**Task objective:** Tally the lines of the listing that contain the string "sivukulut". Give the number and nothing else.
(begin)
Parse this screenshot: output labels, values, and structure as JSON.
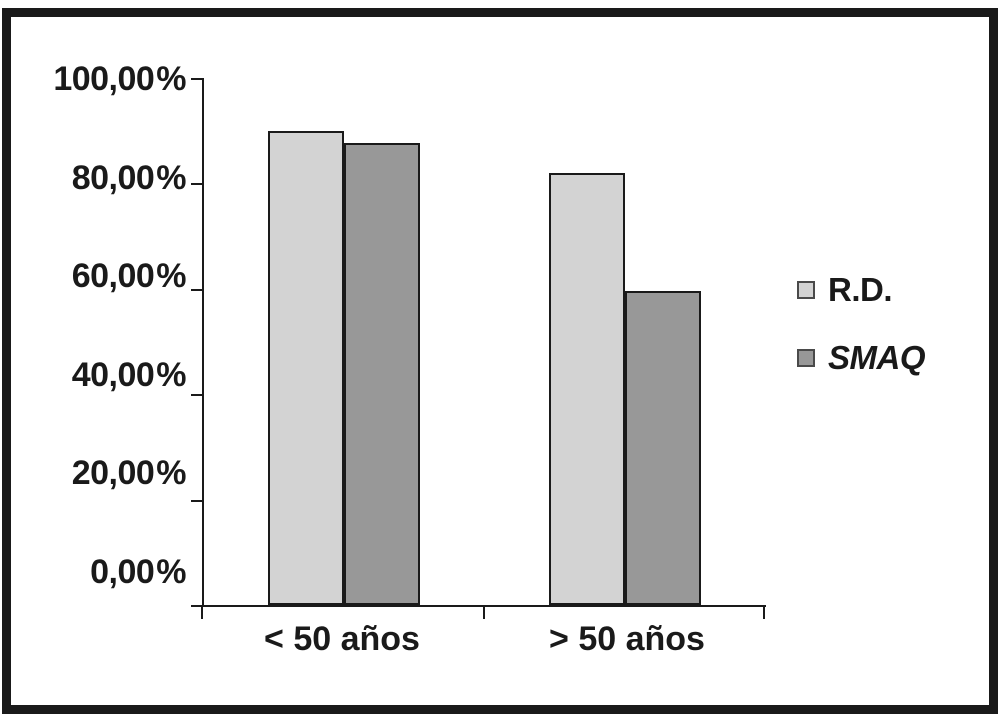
{
  "chart_data": {
    "type": "bar",
    "categories": [
      "< 50 años",
      "> 50 años"
    ],
    "series": [
      {
        "name": "R.D.",
        "values": [
          90.0,
          82.0
        ],
        "color": "#d3d3d3"
      },
      {
        "name": "SMAQ",
        "values": [
          87.7,
          59.6
        ],
        "color": "#989898"
      }
    ],
    "y_ticks": [
      "100,00 %",
      "80,00 %",
      "60,00 %",
      "40,00 %",
      "20,00 %",
      "0,00 %"
    ],
    "y_tick_values": [
      100,
      80,
      60,
      40,
      20,
      0
    ],
    "ylim": [
      0,
      100
    ],
    "grid": false,
    "legend_position": "right"
  },
  "colors": {
    "background": "#ffffff",
    "frame": "#1a1a1a",
    "axis": "#1a1a1a",
    "text": "#1a1a1a",
    "bar_border": "#1a1a1a",
    "series_rd": "#d3d3d3",
    "series_smaq": "#989898"
  }
}
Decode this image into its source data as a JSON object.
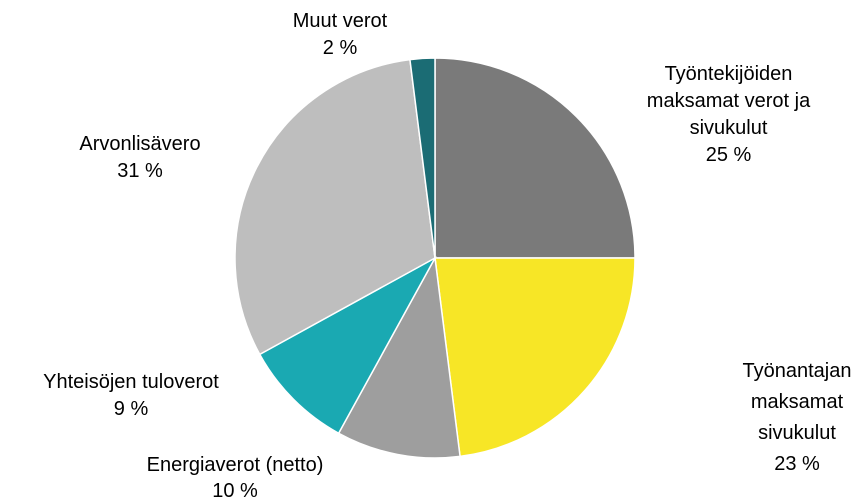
{
  "chart_data": {
    "type": "pie",
    "categories": [
      "Työntekijöiden maksamat verot ja sivukulut",
      "Työnantajan maksamat sivukulut",
      "Energiaverot (netto)",
      "Yhteisöjen tuloverot",
      "Arvonlisävero",
      "Muut verot"
    ],
    "values": [
      25,
      23,
      10,
      9,
      31,
      2
    ],
    "value_labels": [
      "25 %",
      "23 %",
      "10 %",
      "9 %",
      "31 %",
      "2 %"
    ],
    "colors": [
      "#7a7a7a",
      "#f7e626",
      "#9e9e9e",
      "#1aa9b2",
      "#bebebe",
      "#1b6c74"
    ]
  }
}
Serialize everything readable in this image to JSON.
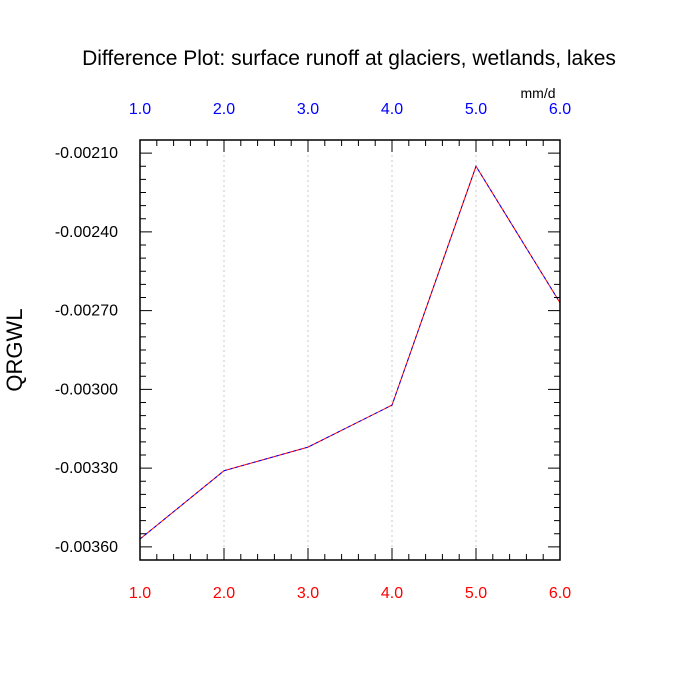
{
  "chart_data": {
    "type": "line",
    "title": "Difference Plot: surface runoff at glaciers, wetlands, lakes",
    "ylabel": "QRGWL",
    "units_label": "mm/d",
    "x": [
      1.0,
      2.0,
      3.0,
      4.0,
      5.0,
      6.0
    ],
    "series": [
      {
        "values": [
          -0.00357,
          -0.00331,
          -0.00322,
          -0.00306,
          -0.00215,
          -0.00267
        ]
      }
    ],
    "xlim": [
      1.0,
      6.0
    ],
    "ylim": [
      -0.00365,
      -0.00205
    ],
    "x_tick_labels": [
      "1.0",
      "2.0",
      "3.0",
      "4.0",
      "5.0",
      "6.0"
    ],
    "y_ticks": [
      -0.0021,
      -0.0024,
      -0.0027,
      -0.003,
      -0.0033,
      -0.0036
    ],
    "y_tick_labels": [
      "-0.00210",
      "-0.00240",
      "-0.00270",
      "-0.00300",
      "-0.00330",
      "-0.00360"
    ],
    "grid": "vertical dashed at x ticks",
    "colors": {
      "line_primary": "#ff0000",
      "line_secondary": "#0000ff",
      "x_bottom_labels": "#ff0000",
      "x_top_labels": "#0000ff",
      "grid": "#c8c8c8"
    }
  }
}
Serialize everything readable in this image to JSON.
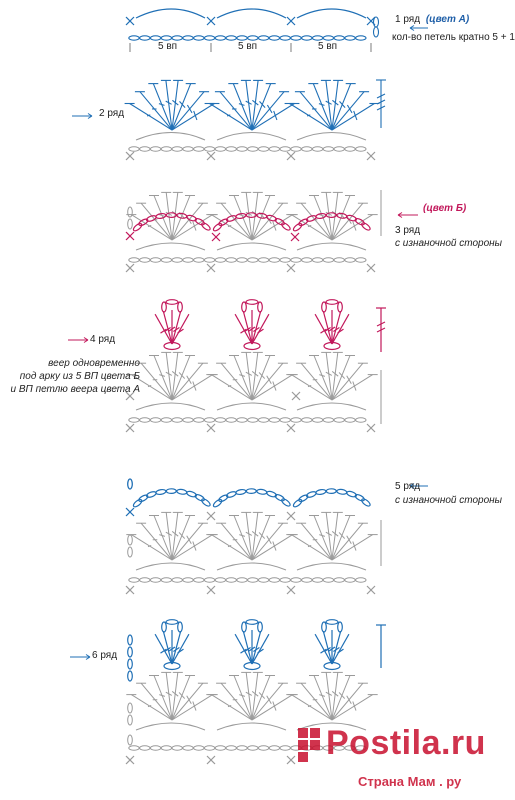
(end)
**Correct response:** 2